──────── Entries shown ────────

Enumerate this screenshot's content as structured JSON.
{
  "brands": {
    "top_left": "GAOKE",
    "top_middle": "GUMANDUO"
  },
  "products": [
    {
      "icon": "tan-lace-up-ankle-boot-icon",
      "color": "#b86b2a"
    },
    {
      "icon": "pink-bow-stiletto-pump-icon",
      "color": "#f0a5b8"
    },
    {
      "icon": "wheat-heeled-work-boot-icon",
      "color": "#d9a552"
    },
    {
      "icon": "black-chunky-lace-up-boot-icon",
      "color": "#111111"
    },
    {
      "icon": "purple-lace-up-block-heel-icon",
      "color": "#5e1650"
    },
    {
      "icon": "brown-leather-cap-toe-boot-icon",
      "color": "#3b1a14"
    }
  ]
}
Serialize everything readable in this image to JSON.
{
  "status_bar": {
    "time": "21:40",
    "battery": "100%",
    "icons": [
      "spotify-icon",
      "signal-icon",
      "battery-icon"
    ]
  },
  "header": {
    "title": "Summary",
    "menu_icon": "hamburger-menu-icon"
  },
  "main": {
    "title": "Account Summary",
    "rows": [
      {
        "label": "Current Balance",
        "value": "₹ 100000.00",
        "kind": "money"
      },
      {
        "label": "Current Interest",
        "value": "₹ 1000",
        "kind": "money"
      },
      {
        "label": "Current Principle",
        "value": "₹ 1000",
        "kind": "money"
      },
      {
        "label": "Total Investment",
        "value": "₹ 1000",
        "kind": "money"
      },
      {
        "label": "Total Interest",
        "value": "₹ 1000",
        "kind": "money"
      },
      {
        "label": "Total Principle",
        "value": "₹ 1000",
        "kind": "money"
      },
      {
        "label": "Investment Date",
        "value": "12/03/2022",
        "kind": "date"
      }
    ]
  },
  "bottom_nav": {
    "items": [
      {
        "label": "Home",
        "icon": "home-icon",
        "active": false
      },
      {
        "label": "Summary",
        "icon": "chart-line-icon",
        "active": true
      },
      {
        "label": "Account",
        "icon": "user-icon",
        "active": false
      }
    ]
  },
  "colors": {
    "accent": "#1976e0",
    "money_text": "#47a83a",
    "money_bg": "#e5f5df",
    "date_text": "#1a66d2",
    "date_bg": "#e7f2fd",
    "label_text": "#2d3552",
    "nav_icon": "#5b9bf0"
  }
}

────────

Print out every record again, exactly and in full.

Written response -
Enumerate this screenshot's content as structured JSON.
{
  "brands": {
    "top_left": "GAOKE",
    "top_middle": "GUMANDUO"
  },
  "products": [
    {
      "icon": "tan-lace-up-ankle-boot-icon",
      "color": "#b86b2a"
    },
    {
      "icon": "pink-bow-stiletto-pump-icon",
      "color": "#f0a5b8"
    },
    {
      "icon": "wheat-heeled-work-boot-icon",
      "color": "#d9a552"
    },
    {
      "icon": "black-chunky-lace-up-boot-icon",
      "color": "#111111"
    },
    {
      "icon": "purple-lace-up-block-heel-icon",
      "color": "#5e1650"
    },
    {
      "icon": "brown-leather-cap-toe-boot-icon",
      "color": "#3b1a14"
    }
  ]
}
Serialize everything readable in this image to JSON.
{
  "status_bar": {
    "time": "21:40",
    "battery": "100%",
    "icons": [
      "spotify-icon",
      "signal-icon",
      "battery-icon"
    ]
  },
  "header": {
    "title": "Summary",
    "menu_icon": "hamburger-menu-icon"
  },
  "main": {
    "title": "Account Summary",
    "rows": [
      {
        "label": "Current Balance",
        "value": "₹ 100000.00",
        "kind": "money"
      },
      {
        "label": "Current Interest",
        "value": "₹ 1000",
        "kind": "money"
      },
      {
        "label": "Current Principle",
        "value": "₹ 1000",
        "kind": "money"
      },
      {
        "label": "Total Investment",
        "value": "₹ 1000",
        "kind": "money"
      },
      {
        "label": "Total Interest",
        "value": "₹ 1000",
        "kind": "money"
      },
      {
        "label": "Total Principle",
        "value": "₹ 1000",
        "kind": "money"
      },
      {
        "label": "Investment Date",
        "value": "12/03/2022",
        "kind": "date"
      }
    ]
  },
  "bottom_nav": {
    "items": [
      {
        "label": "Home",
        "icon": "home-icon",
        "active": false
      },
      {
        "label": "Summary",
        "icon": "chart-line-icon",
        "active": true
      },
      {
        "label": "Account",
        "icon": "user-icon",
        "active": false
      }
    ]
  },
  "colors": {
    "accent": "#1976e0",
    "money_text": "#47a83a",
    "money_bg": "#e5f5df",
    "date_text": "#1a66d2",
    "date_bg": "#e7f2fd",
    "label_text": "#2d3552",
    "nav_icon": "#5b9bf0"
  }
}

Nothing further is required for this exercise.